*THE EXERCISE*: In the records below, find each line with the word "Satuan" and copy it.

*PROVIDED DATA*:
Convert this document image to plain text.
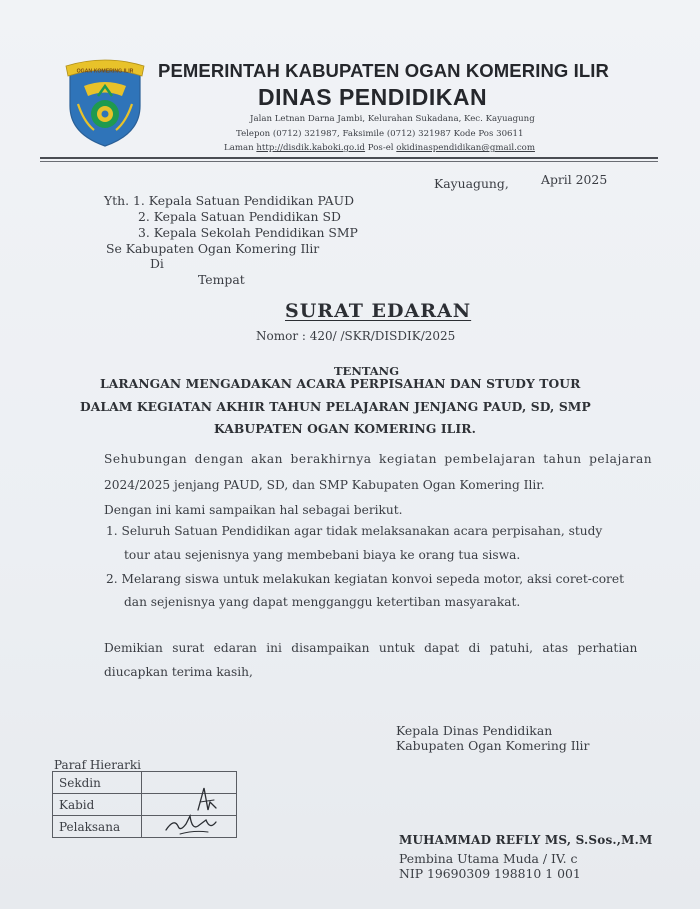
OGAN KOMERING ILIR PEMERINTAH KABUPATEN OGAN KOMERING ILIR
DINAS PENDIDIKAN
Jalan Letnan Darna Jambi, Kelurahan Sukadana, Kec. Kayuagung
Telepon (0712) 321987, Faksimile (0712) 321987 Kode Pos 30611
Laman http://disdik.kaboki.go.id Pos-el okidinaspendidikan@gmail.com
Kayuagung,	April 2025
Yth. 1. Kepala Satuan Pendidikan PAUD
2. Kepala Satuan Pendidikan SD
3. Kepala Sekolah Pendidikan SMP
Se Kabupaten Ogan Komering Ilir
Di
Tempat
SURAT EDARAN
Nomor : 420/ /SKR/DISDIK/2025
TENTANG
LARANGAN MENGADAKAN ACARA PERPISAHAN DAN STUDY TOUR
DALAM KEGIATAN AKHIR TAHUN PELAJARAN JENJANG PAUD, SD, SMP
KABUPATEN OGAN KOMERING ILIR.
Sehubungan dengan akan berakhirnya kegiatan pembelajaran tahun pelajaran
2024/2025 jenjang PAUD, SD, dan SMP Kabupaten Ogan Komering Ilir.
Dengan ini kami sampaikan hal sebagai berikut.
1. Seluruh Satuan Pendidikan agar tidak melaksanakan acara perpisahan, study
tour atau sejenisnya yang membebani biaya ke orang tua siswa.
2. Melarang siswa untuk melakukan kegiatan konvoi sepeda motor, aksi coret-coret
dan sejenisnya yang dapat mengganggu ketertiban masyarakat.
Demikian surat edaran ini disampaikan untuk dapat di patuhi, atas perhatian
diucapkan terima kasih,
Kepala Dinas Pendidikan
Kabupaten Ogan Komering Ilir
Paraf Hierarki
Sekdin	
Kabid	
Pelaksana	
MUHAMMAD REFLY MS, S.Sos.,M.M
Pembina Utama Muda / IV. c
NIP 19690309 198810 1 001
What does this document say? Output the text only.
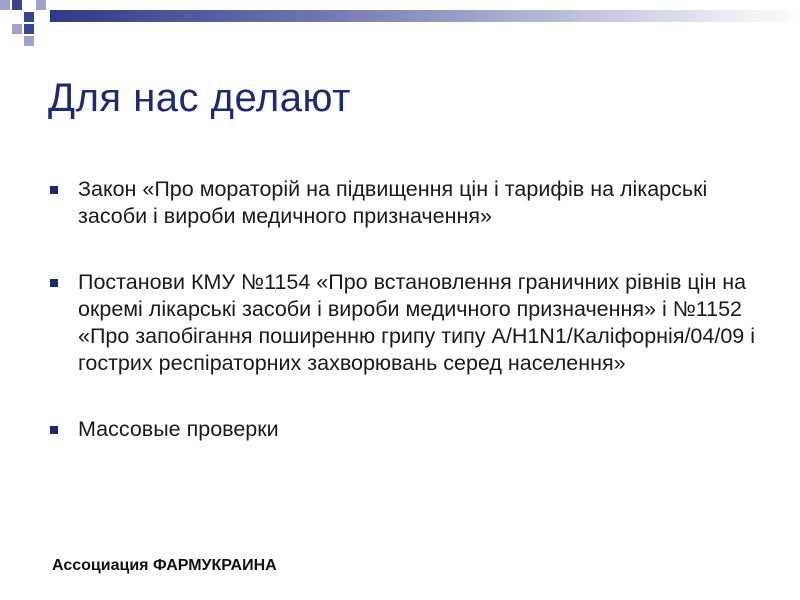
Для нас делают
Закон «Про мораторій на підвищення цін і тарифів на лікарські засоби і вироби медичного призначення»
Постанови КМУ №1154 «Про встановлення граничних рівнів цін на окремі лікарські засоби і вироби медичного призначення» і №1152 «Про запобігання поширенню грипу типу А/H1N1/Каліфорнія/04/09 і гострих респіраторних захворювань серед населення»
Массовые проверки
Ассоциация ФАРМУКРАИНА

---

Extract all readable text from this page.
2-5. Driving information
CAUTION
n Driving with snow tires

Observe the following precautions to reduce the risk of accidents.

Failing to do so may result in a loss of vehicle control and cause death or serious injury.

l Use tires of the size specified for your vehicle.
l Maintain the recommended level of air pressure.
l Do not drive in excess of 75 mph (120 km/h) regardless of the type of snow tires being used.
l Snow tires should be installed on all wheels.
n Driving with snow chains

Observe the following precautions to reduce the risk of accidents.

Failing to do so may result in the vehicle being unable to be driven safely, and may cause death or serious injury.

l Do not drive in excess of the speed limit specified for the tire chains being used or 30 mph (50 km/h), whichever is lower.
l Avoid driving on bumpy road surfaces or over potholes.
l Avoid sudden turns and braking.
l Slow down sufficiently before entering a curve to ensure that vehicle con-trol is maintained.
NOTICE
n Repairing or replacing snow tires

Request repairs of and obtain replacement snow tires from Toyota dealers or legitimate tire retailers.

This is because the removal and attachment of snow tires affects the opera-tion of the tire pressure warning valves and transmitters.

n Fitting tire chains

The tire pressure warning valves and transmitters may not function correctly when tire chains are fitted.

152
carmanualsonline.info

*SOLVED EXERCISE*:
Yth. 1. Kepala Satuan Pendidikan PAUD
2. Kepala Satuan Pendidikan SD
1. Seluruh Satuan Pendidikan agar tidak melaksanakan acara perpisahan, study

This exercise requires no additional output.